Records about charts and figures
>>
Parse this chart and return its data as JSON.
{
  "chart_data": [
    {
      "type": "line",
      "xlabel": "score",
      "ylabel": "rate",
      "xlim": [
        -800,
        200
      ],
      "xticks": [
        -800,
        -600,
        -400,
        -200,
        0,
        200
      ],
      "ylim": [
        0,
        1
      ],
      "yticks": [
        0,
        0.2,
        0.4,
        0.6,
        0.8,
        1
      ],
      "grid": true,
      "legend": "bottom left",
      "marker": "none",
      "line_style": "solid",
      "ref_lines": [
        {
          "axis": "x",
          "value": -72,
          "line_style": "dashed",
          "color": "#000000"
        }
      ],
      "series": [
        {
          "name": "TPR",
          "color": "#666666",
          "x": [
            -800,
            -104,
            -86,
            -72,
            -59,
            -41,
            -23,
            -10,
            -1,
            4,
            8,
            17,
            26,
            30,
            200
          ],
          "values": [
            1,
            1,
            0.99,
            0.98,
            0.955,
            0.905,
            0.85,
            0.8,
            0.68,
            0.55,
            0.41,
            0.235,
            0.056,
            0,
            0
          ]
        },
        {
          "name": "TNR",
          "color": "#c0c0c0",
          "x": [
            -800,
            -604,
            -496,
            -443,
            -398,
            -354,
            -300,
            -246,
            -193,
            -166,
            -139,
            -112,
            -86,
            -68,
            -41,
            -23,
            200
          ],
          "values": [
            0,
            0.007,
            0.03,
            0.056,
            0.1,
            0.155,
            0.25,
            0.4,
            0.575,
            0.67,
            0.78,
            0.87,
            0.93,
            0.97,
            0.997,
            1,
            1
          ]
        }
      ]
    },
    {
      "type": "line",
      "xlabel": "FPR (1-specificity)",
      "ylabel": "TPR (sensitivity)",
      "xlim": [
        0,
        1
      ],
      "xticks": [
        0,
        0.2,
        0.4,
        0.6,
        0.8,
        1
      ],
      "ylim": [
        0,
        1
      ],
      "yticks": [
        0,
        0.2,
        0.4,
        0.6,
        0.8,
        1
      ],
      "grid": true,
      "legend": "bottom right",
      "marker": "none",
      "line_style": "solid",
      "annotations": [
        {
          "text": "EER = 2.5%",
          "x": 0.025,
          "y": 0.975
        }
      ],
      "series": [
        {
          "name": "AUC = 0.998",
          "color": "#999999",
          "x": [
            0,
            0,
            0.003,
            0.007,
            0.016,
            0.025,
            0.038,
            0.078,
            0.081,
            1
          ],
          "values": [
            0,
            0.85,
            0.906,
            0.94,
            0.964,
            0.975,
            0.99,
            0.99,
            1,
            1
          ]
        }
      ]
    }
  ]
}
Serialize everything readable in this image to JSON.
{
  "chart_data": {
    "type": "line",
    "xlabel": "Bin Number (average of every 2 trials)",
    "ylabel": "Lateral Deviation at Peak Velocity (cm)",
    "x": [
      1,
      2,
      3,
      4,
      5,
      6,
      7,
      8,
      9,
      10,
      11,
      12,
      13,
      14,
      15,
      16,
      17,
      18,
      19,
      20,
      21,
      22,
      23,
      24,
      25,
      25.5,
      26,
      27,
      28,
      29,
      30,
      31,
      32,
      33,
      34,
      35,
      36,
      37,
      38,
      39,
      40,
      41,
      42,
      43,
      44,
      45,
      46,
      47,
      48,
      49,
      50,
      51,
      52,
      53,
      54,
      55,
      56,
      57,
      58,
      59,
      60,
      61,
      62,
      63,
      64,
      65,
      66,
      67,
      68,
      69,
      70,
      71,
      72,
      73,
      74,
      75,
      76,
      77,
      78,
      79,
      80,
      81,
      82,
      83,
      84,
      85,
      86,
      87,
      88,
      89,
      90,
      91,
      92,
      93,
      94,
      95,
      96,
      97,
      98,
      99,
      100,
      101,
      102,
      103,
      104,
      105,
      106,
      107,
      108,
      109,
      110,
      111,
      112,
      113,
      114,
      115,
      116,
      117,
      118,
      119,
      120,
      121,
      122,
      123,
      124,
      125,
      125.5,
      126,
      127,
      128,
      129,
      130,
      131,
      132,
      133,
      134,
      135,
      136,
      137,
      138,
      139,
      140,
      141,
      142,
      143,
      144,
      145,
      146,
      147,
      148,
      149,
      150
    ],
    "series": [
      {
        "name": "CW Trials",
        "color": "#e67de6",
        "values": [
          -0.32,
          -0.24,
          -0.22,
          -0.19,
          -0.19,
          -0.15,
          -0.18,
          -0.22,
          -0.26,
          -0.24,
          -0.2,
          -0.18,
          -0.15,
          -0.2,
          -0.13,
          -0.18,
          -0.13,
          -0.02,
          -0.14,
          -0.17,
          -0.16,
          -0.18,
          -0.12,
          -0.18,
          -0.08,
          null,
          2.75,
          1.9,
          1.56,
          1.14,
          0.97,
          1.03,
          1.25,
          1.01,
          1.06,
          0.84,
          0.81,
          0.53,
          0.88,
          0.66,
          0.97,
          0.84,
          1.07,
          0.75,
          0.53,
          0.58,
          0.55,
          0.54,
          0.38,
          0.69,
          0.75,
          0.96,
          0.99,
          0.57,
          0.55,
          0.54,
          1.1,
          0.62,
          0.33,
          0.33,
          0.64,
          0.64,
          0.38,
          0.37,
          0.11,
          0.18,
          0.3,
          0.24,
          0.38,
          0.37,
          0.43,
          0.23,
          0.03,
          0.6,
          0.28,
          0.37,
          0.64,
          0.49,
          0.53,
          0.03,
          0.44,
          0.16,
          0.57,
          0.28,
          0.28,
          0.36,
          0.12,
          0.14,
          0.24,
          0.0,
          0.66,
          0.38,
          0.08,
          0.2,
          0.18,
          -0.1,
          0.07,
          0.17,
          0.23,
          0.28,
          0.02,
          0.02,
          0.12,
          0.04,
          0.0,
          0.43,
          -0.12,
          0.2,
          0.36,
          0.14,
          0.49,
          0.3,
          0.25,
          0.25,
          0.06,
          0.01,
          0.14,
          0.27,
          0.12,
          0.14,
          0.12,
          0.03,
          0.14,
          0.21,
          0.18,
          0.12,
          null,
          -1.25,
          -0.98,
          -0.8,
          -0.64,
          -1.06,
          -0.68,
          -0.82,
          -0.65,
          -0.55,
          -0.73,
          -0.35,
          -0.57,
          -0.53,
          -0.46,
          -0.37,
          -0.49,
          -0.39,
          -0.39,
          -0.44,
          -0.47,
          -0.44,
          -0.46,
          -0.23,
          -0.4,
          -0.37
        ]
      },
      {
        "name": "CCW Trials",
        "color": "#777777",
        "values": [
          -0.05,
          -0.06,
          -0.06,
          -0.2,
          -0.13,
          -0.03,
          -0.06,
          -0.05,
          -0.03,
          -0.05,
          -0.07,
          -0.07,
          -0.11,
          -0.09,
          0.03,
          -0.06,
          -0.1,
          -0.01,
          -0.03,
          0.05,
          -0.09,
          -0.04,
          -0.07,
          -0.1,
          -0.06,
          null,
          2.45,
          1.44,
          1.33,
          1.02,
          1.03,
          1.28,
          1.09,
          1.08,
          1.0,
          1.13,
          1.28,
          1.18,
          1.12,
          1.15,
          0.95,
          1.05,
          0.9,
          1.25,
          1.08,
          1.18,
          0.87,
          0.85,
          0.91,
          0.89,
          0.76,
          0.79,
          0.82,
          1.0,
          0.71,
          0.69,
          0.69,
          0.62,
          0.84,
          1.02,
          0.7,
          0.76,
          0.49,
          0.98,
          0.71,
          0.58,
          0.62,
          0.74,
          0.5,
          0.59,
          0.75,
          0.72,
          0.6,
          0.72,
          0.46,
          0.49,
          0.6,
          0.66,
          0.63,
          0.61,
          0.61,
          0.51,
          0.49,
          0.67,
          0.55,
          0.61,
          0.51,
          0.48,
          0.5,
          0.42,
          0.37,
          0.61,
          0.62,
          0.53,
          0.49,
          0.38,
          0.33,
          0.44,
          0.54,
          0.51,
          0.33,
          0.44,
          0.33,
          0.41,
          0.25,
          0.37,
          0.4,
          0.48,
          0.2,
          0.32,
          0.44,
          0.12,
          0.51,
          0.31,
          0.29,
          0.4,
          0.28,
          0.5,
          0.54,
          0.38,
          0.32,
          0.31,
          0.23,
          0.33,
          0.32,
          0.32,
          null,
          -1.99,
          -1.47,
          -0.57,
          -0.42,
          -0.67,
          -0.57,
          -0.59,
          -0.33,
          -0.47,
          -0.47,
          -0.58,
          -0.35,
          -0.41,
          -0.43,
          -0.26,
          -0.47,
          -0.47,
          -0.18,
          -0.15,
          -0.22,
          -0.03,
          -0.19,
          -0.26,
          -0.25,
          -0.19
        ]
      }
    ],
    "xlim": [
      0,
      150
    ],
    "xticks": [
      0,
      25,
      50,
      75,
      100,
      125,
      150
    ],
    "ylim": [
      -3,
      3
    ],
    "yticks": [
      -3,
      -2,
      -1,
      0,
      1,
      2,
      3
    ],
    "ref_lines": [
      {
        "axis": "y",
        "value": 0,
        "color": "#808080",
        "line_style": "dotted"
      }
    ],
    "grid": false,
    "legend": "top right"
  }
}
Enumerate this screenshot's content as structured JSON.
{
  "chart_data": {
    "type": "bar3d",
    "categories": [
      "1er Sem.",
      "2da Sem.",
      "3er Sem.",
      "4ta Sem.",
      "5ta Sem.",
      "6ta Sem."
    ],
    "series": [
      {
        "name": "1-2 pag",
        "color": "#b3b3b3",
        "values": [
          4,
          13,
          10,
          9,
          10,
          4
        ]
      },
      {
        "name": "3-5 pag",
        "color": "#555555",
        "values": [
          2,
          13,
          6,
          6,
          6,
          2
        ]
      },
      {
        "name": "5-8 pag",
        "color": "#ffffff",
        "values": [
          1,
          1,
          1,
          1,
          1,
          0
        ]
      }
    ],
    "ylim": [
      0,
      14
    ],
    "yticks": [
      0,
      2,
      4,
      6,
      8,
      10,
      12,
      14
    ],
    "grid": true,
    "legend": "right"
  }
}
<<
- EXERCISE -
Whenever "bottom" turns up in a line, pick that line out.

- ANSWER TO THIS EXERCISE -
      "legend": "bottom left",
      "legend": "bottom right",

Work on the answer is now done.